**LATIHAN A:**
Tuliskan kembali bagian kutipan teks di bawah mulai dari "Bandara Adisucipto Yogyakarta" sampai dengan "ke daerah lain.".

**KUTIPAN TEKS:**
Suara di ujung telepon memintanya meninjau kebun vanili di Sumba Barat, Nusa Tenggara Timur. Beberapa menit berselang, sebuah pesan singkat muncul di layar. Kali ini dari seorang pekebun di Denpasar, Bali, yang menghendaki kedatangannya. Siang itu ia baru saja kembali dari Bolaangmongondouw, Sulawesi Utara, atas undangan seorang pengusaha vanili di sana.
Bandara Adisucipto Yogyakarta menjadi saksi bisu tingginya mobilitas pria kelahiran Wonosobo 56 tahun silam itu. Undangan bertubi-tubi dari berbagai kalangan memaksanya berada di dalam perut pesawat hampir setiap hari. Dengan burung besi itu Bambangmelanglangbuana dari satu daerah ke daerah lain.

**DATA MASUKAN:**
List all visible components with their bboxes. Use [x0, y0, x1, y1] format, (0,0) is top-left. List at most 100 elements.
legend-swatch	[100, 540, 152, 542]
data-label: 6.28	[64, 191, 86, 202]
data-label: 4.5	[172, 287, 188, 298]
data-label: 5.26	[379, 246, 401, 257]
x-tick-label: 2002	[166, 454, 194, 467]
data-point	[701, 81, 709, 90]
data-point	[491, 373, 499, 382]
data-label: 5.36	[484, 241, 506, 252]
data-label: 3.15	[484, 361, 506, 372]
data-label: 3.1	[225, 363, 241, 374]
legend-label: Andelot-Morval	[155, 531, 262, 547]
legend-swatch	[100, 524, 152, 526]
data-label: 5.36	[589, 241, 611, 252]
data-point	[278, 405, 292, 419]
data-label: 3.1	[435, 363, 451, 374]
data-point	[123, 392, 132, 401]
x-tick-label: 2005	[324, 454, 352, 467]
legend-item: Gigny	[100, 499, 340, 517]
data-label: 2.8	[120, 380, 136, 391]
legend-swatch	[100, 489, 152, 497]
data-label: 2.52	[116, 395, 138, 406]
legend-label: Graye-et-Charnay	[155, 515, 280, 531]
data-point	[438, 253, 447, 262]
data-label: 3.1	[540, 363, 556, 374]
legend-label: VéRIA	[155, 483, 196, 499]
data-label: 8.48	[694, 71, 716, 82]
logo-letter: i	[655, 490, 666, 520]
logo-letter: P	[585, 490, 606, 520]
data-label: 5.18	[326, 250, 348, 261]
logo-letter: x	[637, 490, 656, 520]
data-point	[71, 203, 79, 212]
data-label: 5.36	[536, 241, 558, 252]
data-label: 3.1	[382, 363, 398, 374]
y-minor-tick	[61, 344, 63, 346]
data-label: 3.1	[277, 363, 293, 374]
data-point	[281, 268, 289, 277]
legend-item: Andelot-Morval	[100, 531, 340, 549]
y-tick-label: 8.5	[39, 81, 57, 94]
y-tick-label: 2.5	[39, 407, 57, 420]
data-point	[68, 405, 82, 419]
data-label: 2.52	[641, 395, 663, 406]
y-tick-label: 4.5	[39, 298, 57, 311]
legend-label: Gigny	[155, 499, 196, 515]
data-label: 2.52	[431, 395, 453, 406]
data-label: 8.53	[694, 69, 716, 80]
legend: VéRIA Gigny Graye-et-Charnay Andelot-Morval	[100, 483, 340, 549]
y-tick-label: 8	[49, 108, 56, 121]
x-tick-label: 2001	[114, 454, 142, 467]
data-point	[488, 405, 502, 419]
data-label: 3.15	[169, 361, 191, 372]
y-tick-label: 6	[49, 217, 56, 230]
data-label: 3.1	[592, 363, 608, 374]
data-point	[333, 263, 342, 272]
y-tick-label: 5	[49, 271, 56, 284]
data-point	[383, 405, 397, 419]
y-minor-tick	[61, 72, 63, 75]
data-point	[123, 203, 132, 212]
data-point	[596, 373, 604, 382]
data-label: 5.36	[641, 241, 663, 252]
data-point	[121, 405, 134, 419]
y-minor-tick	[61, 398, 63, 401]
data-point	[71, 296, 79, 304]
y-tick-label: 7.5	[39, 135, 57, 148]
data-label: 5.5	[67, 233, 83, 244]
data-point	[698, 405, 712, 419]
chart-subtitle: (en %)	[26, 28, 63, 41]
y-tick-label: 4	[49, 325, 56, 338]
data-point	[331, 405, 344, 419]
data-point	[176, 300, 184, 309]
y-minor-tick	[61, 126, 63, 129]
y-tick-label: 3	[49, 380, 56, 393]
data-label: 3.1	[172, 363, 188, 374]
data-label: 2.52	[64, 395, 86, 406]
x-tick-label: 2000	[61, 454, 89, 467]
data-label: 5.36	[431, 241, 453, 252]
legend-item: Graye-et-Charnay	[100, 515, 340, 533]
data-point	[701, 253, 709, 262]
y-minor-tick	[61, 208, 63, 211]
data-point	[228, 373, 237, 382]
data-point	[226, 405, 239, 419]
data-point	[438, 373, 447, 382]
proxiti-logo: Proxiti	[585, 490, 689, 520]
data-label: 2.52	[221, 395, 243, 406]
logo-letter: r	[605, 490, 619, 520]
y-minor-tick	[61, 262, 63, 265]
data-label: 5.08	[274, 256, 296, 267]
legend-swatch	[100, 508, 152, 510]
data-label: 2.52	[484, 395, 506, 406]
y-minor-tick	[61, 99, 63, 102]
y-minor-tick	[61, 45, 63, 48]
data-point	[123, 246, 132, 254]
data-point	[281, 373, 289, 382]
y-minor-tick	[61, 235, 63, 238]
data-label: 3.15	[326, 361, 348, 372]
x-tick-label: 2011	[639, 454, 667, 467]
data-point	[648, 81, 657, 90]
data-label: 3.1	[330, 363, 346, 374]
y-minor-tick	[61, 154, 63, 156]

**LATIHAN B:**
Susun baris-baris pada daftar di atas menjadi urutan bernomor tanpa baris kosong, mulai dari awal daftar sampai dengan baris yang memuat "524, 152, 526]".

**JAWABAN TERTULIS A:**
Bandara Adisucipto Yogyakarta menjadi saksi bisu tingginya mobilitas pria kelahiran Wonosobo 56 tahun silam itu. Undangan bertubi-tubi dari berbagai kalangan memaksanya berada di dalam perut pesawat hampir setiap hari. Dengan burung besi itu Bambangmelanglangbuana dari satu daerah ke daerah lain.

**JAWABAN TERTULIS B:**
1. List all visible components with their bboxes. Use [x0, y0, x1, y1] format, (0,0) is top-left. List at most 100 elements.
2. legend-swatch	[100, 540, 152, 542]
3. data-label: 6.28	[64, 191, 86, 202]
4. data-label: 4.5	[172, 287, 188, 298]
5. data-label: 5.26	[379, 246, 401, 257]
6. x-tick-label: 2002	[166, 454, 194, 467]
7. data-point	[701, 81, 709, 90]
8. data-point	[491, 373, 499, 382]
9. data-label: 5.36	[484, 241, 506, 252]
10. data-label: 3.15	[484, 361, 506, 372]
11. data-label: 3.1	[225, 363, 241, 374]
12. legend-label: Andelot-Morval	[155, 531, 262, 547]
13. legend-swatch	[100, 524, 152, 526]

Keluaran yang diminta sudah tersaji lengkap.